*Input rows*:

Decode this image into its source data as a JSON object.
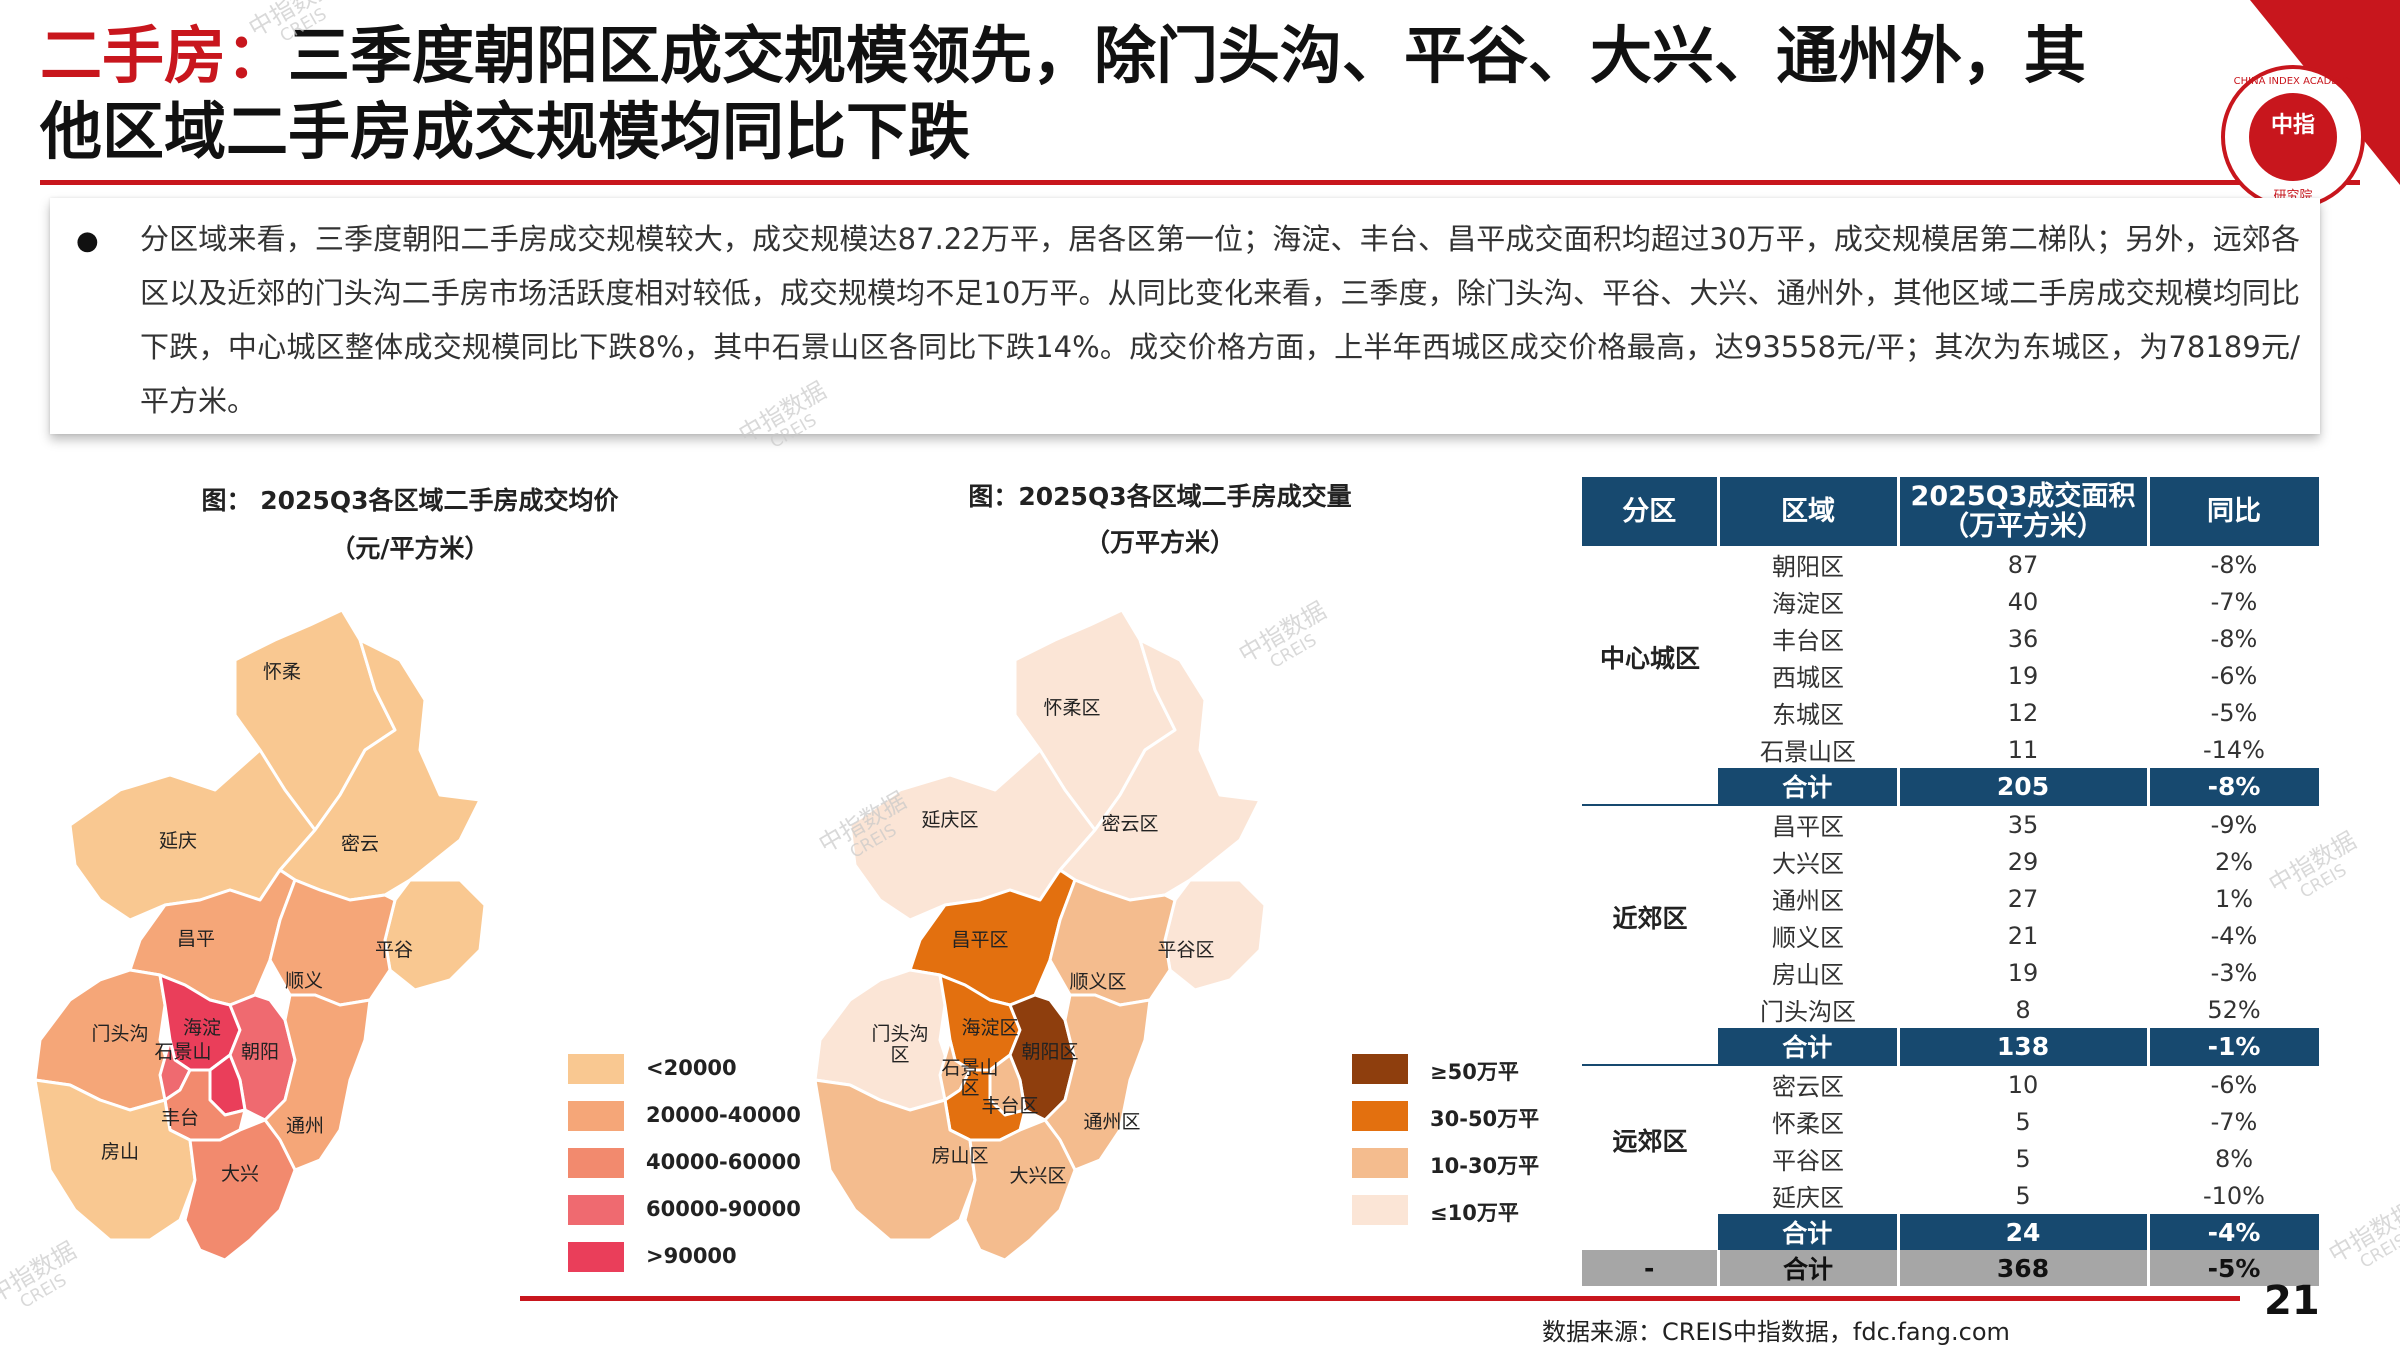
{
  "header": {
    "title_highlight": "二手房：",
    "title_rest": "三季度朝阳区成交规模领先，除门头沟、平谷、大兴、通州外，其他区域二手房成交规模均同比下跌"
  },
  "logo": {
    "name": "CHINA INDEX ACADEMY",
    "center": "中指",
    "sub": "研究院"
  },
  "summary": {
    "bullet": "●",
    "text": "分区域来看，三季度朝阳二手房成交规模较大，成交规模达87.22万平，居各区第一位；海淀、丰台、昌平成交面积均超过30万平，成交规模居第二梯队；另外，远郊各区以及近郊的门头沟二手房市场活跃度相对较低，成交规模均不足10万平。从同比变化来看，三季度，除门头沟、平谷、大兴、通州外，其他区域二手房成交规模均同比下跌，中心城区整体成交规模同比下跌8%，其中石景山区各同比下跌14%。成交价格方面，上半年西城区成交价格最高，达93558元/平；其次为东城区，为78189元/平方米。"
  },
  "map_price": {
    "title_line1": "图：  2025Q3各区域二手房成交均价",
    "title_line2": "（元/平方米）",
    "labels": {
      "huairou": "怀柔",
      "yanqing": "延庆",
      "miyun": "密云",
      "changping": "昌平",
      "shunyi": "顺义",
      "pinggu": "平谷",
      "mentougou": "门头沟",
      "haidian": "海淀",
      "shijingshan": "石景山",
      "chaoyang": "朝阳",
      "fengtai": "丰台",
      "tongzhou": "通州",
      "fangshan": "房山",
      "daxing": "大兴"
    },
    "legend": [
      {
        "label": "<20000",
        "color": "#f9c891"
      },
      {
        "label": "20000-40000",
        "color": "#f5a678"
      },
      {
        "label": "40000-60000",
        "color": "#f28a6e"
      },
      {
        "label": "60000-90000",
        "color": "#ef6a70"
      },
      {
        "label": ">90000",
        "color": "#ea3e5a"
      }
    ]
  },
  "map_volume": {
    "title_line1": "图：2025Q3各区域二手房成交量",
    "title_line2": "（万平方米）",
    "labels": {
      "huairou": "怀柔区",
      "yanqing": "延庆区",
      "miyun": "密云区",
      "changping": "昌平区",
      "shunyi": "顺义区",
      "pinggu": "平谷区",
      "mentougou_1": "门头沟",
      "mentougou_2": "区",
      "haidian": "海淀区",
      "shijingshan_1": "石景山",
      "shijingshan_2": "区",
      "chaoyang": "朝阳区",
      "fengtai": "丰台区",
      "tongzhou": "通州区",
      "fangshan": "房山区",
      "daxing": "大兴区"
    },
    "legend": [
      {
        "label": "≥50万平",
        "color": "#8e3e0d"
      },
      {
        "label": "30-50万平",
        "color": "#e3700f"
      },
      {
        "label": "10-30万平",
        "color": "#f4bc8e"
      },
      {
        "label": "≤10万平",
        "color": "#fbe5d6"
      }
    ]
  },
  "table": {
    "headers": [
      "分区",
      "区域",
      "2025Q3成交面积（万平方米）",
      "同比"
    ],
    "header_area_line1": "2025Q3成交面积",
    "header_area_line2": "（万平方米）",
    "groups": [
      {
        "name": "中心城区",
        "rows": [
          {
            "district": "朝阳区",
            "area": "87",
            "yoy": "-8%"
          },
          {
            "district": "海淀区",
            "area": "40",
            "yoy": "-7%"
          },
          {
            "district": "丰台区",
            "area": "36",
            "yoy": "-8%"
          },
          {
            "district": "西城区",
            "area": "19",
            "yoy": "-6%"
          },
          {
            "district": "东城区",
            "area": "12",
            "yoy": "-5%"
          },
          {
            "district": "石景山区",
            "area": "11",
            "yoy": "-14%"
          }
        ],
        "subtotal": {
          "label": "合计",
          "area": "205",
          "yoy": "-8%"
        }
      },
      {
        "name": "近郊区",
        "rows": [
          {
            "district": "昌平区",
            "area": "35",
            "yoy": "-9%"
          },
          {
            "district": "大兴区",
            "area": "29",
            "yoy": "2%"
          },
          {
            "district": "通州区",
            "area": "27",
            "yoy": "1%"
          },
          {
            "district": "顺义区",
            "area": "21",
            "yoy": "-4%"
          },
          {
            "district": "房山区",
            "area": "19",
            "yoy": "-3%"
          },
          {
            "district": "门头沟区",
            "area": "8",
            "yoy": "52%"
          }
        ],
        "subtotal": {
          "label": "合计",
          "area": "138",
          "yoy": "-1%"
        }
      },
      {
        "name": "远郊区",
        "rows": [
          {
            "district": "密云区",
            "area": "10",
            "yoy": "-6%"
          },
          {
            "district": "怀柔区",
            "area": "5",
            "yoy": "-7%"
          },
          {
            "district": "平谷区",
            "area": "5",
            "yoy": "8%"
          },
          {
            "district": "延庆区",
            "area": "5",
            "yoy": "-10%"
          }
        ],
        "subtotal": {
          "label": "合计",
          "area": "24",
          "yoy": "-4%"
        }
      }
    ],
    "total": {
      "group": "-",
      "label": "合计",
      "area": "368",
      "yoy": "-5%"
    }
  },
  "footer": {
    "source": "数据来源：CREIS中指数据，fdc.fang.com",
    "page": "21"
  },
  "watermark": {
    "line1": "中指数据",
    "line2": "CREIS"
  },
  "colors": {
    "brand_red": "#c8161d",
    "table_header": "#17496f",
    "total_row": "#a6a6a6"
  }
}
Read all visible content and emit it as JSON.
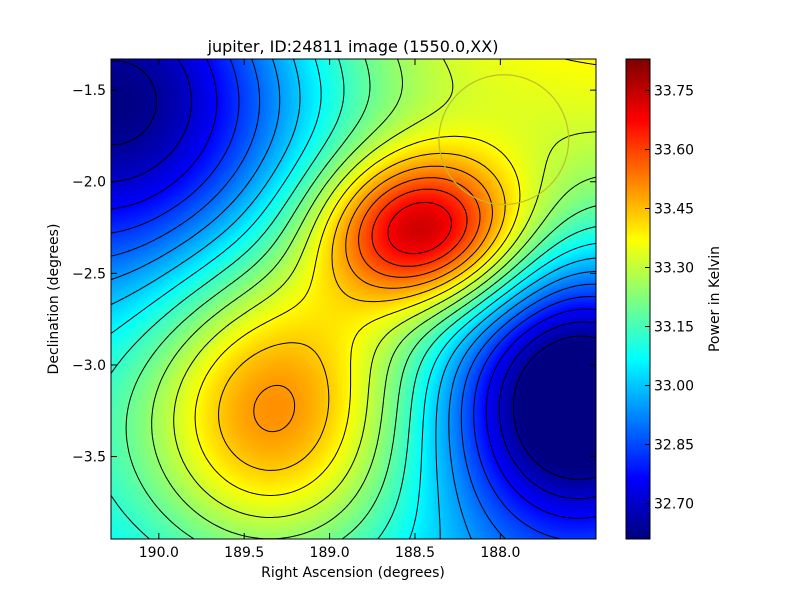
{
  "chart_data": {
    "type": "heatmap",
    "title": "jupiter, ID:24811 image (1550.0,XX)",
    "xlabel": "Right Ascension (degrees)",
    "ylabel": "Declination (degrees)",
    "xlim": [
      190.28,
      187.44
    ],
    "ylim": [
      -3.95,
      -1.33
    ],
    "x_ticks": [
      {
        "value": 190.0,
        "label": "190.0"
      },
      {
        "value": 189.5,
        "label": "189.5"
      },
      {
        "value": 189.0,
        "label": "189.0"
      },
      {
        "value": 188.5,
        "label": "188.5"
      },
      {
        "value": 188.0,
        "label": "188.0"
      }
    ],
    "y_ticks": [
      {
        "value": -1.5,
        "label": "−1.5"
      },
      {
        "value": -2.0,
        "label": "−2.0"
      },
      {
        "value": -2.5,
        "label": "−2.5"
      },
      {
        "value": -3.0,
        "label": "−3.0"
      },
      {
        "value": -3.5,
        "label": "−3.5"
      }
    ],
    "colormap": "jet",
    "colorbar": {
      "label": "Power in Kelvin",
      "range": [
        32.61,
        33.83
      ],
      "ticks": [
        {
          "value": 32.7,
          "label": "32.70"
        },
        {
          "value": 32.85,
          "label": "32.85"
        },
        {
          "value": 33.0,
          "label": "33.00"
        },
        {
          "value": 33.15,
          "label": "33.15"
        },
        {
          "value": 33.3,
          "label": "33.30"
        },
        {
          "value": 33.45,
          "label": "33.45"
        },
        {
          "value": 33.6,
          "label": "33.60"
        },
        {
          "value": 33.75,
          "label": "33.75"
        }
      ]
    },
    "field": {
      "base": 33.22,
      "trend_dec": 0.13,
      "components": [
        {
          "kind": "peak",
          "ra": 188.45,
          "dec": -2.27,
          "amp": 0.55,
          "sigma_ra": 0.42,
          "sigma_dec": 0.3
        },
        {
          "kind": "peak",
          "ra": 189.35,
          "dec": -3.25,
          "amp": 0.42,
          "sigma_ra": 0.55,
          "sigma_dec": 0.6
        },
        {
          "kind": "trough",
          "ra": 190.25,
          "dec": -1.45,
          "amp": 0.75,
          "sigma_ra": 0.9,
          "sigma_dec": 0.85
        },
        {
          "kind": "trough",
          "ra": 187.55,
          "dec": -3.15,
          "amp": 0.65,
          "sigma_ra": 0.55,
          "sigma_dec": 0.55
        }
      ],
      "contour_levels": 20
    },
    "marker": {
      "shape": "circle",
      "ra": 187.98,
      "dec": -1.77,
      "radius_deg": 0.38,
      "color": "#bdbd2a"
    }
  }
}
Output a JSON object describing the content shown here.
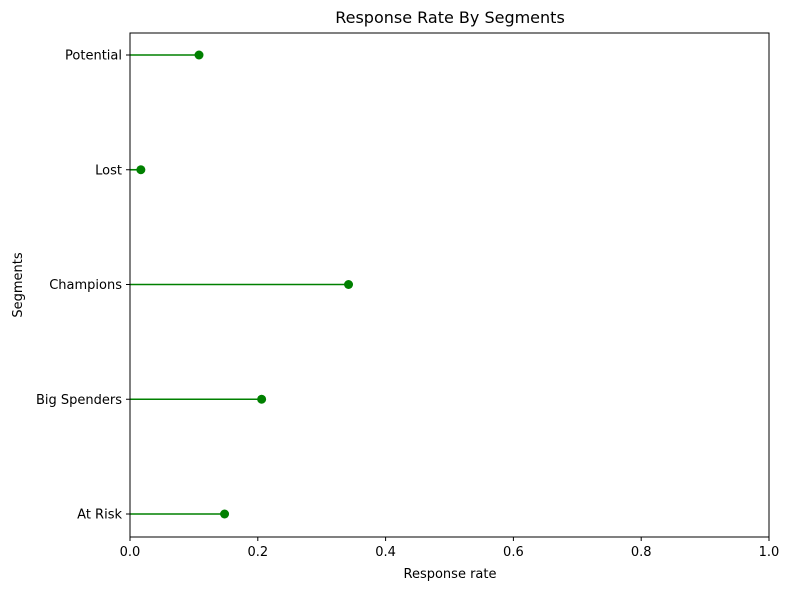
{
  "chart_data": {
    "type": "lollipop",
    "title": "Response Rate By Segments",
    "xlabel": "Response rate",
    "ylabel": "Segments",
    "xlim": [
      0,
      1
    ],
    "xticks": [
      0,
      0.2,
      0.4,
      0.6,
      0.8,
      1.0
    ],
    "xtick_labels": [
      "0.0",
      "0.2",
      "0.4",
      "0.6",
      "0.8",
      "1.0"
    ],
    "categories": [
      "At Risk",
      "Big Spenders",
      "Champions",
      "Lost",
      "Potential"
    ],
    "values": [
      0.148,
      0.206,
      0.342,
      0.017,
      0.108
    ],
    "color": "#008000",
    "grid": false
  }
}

*Task statement*: Output the span from the line with "Output a JSON" through the last line of the data, inclusive and exact, and omit every picture.

*Correct response*:
Output a JSON object describing the content shown here.
{
  "chart_data": {
    "type": "lollipop",
    "title": "Response Rate By Segments",
    "xlabel": "Response rate",
    "ylabel": "Segments",
    "xlim": [
      0,
      1
    ],
    "xticks": [
      0,
      0.2,
      0.4,
      0.6,
      0.8,
      1.0
    ],
    "xtick_labels": [
      "0.0",
      "0.2",
      "0.4",
      "0.6",
      "0.8",
      "1.0"
    ],
    "categories": [
      "At Risk",
      "Big Spenders",
      "Champions",
      "Lost",
      "Potential"
    ],
    "values": [
      0.148,
      0.206,
      0.342,
      0.017,
      0.108
    ],
    "color": "#008000",
    "grid": false
  }
}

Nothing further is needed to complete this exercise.